++++ Text extract ++++
Different ideological viewpoints

The literature on sustainable cities also splintered into several different variants based upon ideology. Haughton (1999) and McCarney (1996), for example, have helpfully outlined the different perspectives of the sustainable city. At least four models of sustainable cities emerged within the literature: the free market model, the design model, the self-reliant city model, and the fair share model (Haughton, 1999). Each model has its own set of criteria for evaluating urban sustainable development. Together they form competing visions of the sustainable city and each embodies a different analysis of the problem and alternative attempts to re-order socio-technical relations. The results of each model chart the same city along very different pathways. Moreover, there is little leeway for synthesizing these models into one larger perspective. This is because the models prioritize different fundamental drivers of change, understand feedbacks and internal processes in cities differently, and use different criteria for sustainability. While each provides part of the vision and analysis needed to understand urban sustainable challenges, none alone provide a holistic and integrated (social, environmental and economic) perspective.

Free market perspectives

The externally dependent cities (free-market model) center on the largely non-spatial views of economists seeking to address urban environmental problems through altering market mechanisms. Hence, cities are the sources of economic growth and therefore sustainable development should be based upon their continued and improved economic performance. Those using this model focus on productivity, urban competitiveness and economic growth. Proponents espouse free trade, de-regulation and generally what has been called the “neo-liberal” agenda. This model interprets the sustainable problems of cities, be it poverty or degraded environments, as being largely created by market and regulatory failures (World Bank, 1991; for a critique see Burgess et al., 1997).
++++
**Exercise set:**
1 > In the sustainable cities passage, what does the free-market model say causes the sustainable problems of cities?
2 > Carry on writing the sustainable cities passage from the point where it stops.
The material that follows is not needed for anything here.
++++ Information shown ++++
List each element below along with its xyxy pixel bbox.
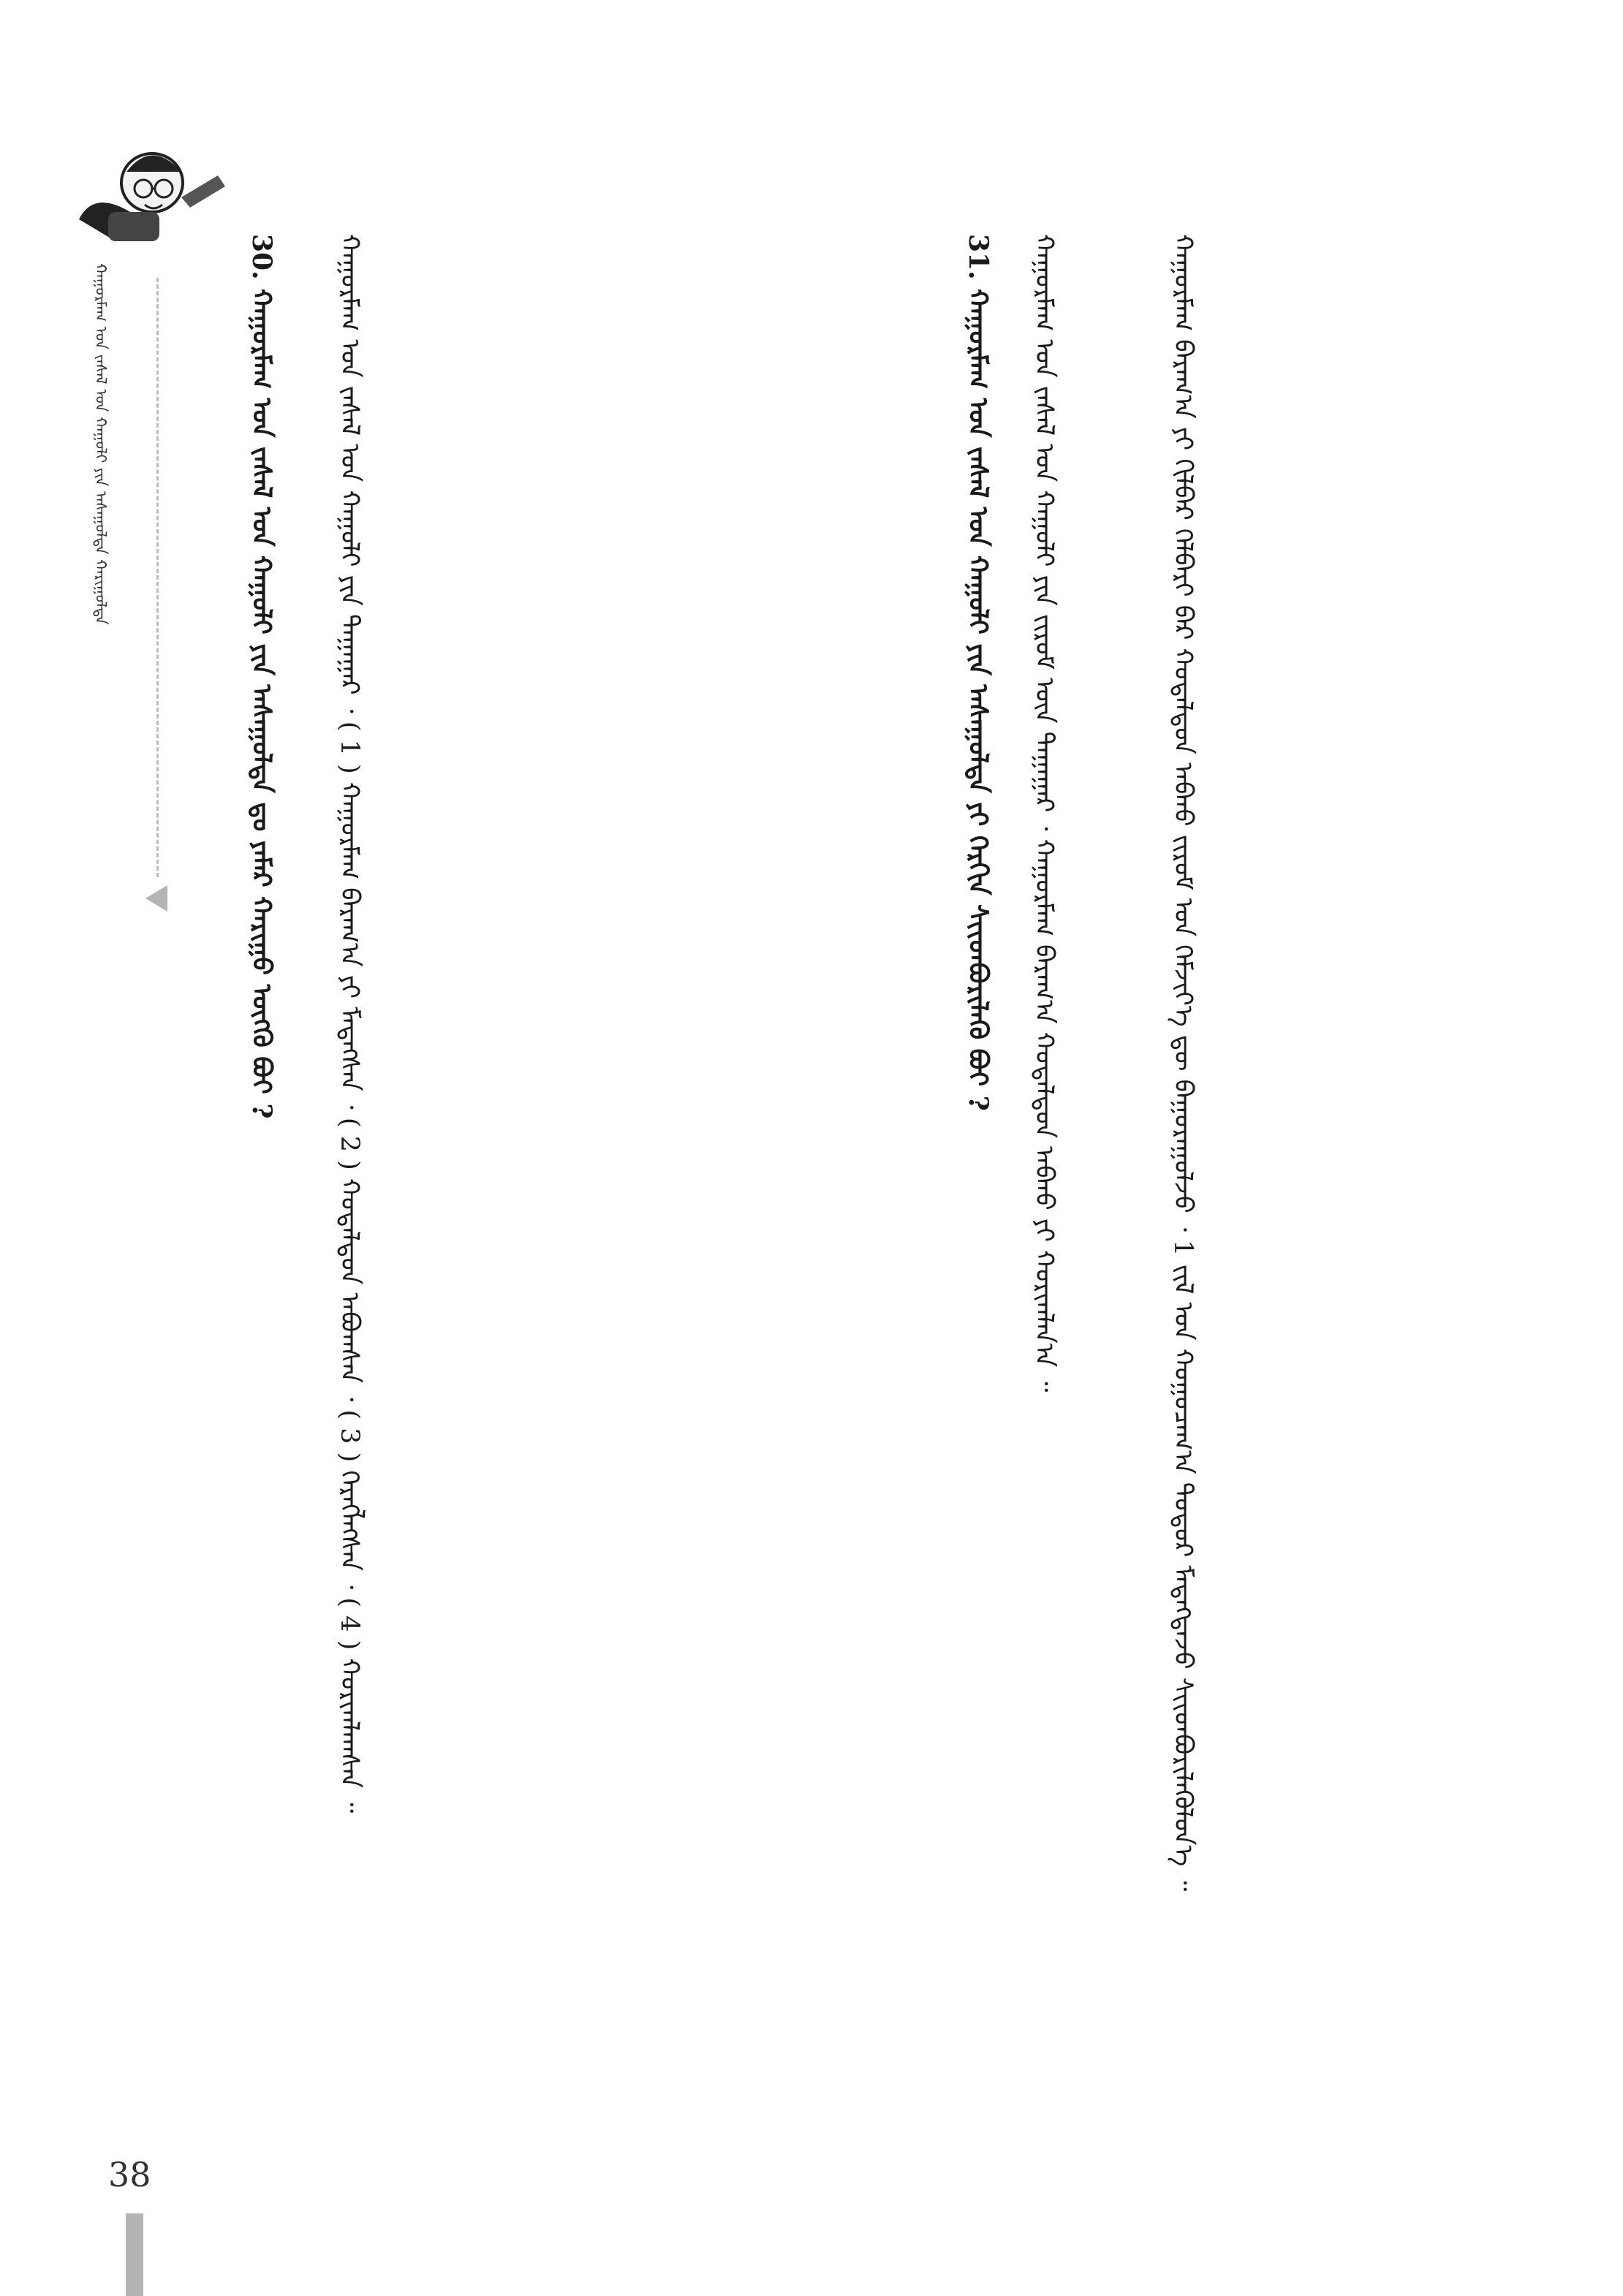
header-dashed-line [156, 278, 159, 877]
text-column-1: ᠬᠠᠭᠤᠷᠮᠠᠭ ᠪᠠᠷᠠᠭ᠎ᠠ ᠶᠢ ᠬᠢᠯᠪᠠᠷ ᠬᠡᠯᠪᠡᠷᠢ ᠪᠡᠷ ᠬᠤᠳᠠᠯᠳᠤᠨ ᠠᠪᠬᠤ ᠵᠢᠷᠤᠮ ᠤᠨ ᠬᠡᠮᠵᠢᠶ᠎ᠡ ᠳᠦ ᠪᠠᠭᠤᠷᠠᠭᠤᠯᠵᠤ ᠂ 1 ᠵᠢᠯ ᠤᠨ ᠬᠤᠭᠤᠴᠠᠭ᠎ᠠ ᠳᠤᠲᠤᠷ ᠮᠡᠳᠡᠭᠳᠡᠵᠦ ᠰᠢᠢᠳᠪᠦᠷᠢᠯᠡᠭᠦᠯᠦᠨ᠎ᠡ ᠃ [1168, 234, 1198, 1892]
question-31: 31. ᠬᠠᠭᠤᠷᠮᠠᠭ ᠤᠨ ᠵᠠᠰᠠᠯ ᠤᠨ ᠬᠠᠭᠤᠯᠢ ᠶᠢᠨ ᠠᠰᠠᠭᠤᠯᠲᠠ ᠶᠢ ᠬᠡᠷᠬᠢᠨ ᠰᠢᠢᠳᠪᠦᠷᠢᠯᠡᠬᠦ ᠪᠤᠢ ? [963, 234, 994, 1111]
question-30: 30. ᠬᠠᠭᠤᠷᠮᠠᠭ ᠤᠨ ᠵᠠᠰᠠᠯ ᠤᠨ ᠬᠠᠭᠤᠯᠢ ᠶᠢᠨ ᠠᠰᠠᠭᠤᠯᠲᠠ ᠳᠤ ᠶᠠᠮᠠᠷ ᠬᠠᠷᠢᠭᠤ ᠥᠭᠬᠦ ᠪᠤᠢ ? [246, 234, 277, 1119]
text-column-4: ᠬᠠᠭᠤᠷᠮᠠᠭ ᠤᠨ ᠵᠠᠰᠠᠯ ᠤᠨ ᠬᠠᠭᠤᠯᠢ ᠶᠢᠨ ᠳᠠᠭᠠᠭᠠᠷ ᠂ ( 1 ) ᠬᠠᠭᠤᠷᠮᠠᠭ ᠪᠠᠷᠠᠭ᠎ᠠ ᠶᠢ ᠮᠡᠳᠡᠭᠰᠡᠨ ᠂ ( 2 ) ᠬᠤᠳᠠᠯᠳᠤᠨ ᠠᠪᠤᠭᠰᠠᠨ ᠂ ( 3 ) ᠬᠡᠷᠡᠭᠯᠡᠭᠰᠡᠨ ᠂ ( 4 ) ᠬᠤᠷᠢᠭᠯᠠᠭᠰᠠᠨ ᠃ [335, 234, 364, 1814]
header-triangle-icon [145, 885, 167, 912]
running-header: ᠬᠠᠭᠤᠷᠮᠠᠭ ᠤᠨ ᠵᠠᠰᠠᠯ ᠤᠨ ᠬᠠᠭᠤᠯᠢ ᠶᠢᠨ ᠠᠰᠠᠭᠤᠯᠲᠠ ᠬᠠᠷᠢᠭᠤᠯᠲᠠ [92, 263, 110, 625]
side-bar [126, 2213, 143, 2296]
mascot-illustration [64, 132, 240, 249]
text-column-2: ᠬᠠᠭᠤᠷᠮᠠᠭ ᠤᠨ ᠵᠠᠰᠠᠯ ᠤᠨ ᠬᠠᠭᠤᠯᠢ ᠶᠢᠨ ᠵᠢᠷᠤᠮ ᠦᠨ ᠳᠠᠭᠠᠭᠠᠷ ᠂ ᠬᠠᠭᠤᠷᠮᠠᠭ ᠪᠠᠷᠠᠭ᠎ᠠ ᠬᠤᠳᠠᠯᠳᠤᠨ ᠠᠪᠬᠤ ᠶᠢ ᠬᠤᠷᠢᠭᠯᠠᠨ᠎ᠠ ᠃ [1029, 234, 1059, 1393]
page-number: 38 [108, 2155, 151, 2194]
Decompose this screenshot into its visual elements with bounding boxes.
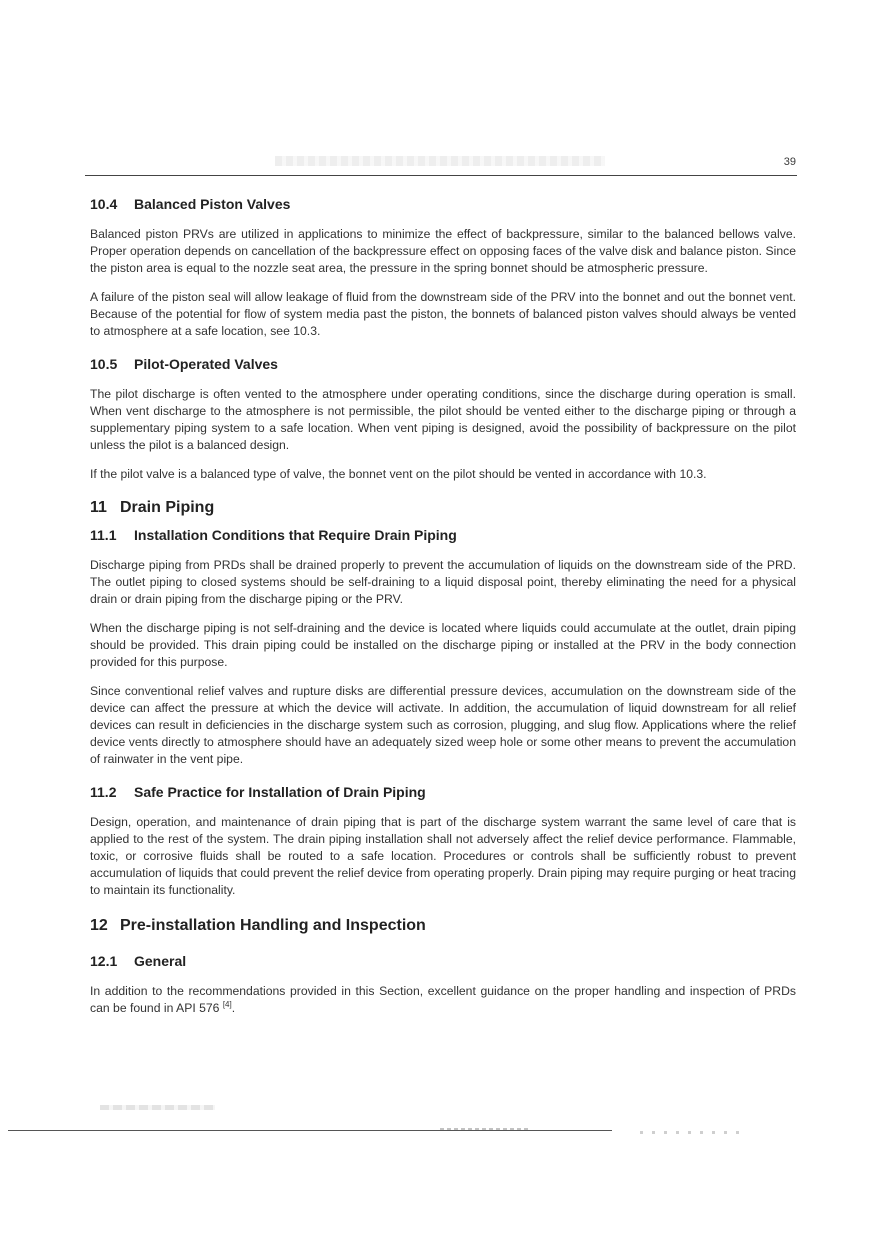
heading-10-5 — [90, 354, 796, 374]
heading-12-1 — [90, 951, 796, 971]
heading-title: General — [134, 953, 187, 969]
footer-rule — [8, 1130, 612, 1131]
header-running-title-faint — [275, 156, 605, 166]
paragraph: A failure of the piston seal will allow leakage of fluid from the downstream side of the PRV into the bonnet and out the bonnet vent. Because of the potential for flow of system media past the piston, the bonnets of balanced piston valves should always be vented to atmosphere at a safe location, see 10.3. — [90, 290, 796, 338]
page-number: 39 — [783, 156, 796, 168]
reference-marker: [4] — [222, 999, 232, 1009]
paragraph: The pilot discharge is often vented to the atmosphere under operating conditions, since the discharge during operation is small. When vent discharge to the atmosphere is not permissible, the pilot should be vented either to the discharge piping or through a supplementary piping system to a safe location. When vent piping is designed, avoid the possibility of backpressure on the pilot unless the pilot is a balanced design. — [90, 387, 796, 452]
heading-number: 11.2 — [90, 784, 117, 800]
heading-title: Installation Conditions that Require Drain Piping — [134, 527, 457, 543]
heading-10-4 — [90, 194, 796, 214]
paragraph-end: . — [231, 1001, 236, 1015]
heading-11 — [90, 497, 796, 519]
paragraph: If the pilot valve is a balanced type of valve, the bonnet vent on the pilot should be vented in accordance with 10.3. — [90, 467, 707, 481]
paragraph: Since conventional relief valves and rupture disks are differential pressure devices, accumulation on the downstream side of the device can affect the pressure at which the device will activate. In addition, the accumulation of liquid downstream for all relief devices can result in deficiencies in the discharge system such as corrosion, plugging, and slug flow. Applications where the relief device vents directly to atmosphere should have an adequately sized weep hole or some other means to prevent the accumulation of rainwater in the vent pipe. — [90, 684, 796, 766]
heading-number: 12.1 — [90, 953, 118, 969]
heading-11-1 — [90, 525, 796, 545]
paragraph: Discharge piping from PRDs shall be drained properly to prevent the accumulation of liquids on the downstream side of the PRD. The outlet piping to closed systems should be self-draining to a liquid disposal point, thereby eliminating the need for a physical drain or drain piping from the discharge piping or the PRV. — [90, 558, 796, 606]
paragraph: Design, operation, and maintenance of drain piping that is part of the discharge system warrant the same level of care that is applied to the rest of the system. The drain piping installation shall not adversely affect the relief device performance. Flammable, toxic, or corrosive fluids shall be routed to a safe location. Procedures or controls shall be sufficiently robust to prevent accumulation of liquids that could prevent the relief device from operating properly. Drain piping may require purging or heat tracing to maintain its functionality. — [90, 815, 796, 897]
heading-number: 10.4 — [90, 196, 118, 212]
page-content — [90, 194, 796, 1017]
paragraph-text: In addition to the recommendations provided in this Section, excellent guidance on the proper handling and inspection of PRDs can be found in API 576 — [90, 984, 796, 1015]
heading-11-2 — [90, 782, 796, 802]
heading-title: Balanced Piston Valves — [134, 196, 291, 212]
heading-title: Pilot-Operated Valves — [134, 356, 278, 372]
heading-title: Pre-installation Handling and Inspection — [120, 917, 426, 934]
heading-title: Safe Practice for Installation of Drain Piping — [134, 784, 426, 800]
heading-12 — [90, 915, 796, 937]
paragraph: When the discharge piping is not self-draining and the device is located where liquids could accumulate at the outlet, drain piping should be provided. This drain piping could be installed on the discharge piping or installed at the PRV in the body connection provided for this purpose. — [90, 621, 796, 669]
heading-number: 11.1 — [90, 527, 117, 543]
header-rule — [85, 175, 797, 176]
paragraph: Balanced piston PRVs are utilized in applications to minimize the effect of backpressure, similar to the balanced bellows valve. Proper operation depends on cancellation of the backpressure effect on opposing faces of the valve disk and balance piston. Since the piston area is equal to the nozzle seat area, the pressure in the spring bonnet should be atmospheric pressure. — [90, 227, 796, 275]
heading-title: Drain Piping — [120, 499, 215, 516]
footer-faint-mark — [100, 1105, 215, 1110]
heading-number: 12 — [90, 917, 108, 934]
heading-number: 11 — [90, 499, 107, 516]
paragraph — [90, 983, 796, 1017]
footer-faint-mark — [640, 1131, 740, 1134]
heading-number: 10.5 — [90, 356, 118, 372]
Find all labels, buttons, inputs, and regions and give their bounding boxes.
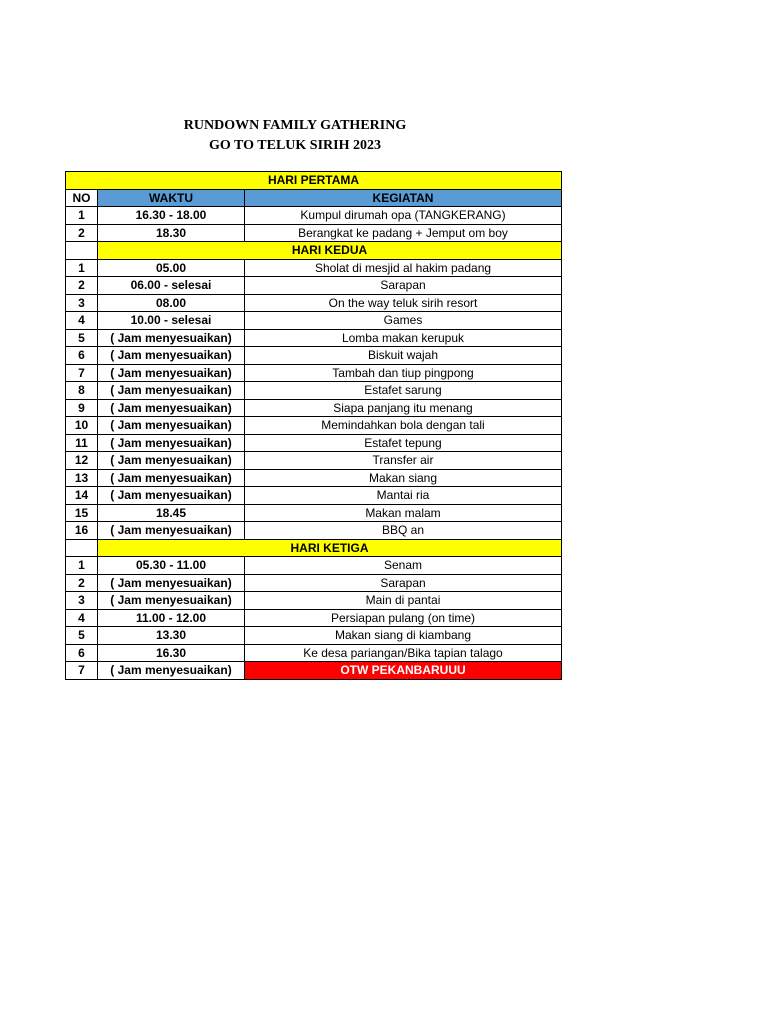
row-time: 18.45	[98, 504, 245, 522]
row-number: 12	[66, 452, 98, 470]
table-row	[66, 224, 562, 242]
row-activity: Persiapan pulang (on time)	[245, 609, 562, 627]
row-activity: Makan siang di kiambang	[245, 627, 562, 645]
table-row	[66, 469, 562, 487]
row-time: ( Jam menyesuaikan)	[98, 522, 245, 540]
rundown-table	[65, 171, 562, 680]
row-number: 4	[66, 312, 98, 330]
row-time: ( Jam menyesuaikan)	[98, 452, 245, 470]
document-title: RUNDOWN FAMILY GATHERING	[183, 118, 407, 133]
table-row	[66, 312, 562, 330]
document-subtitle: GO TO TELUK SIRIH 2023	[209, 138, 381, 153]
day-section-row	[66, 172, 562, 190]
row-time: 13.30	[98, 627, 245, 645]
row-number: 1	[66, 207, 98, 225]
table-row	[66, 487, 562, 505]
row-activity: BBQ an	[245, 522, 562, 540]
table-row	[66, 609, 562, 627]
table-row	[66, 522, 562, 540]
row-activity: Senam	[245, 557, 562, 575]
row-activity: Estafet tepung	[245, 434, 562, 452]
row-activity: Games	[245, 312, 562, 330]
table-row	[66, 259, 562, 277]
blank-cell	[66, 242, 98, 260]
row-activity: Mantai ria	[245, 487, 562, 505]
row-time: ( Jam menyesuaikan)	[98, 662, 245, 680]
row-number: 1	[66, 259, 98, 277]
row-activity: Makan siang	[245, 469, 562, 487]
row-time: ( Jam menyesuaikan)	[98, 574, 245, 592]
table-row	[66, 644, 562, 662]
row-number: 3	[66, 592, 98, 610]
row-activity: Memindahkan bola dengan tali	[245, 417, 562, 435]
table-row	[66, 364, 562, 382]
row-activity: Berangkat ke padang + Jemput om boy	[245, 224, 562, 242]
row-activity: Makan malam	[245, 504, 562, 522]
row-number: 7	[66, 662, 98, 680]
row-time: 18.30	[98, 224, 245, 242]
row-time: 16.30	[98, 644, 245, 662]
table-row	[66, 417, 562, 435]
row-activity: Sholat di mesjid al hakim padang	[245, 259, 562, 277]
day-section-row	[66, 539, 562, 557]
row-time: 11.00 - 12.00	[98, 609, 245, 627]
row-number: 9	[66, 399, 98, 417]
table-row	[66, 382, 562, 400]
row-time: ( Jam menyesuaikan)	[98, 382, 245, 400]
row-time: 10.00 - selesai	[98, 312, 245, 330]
++++
**Per-task answers:**
1 > It says they are largely created by market and regulatory failures.

2 >
Design perspectives

The second model has been termed the “redesigning the city model” and it centers on the physical fabric of the existing city. Researchers examine how changes to the layout and structure of the city can encourage greater resource efficiency, reduced environmental impact, social safety, security and protection, conducive social environments, creativity, prestige, and livability (Frey, 1999). Those examining the city in this light focus on how cities are planned and specifically how this planning has impacted energy flows, usage and conservation (Lyle, 1994). This form of analysis interprets the problems of cities as largely based upon the inappropriate use of materials and lack of (e.g., sprawl, energy inefficient buildings) or misguided (e.g., segregated land use, lack of open space) planning (Calthorpe, 1993; Jenks and Burgess, 2000).

Self-reliant perspectives

The “self-reliant city model” centers on combining a more sensitive approach to nature with a decentralized, community-based, grass-roots politics. This model embraces the deep ecology approach to sustainable development, meaning that all healing activities start with the assumption that living things have an inherent worth aside from their utility to humans. The model emphasizes preservation of natural assets and a philosophical ethics that focuses on reducing human impact to natural systems. Importantly, the model sees the changes needed for urban sustainability as driven by bottom-up forces and that social diversity, like bio-diversity is a “good.” Researchers examine how small, autonomous communities reduce ecological footprints, and the use of “appropriate” technologies associated with small-scale economic production. The goal is to create a city that does not need external resources. Urban problems are understood as resulting from inharmonious growth and therefore balance should be achieved of human and natural structures and processes (Walter et al., 1992; Roseland, 1997; Register, 2006).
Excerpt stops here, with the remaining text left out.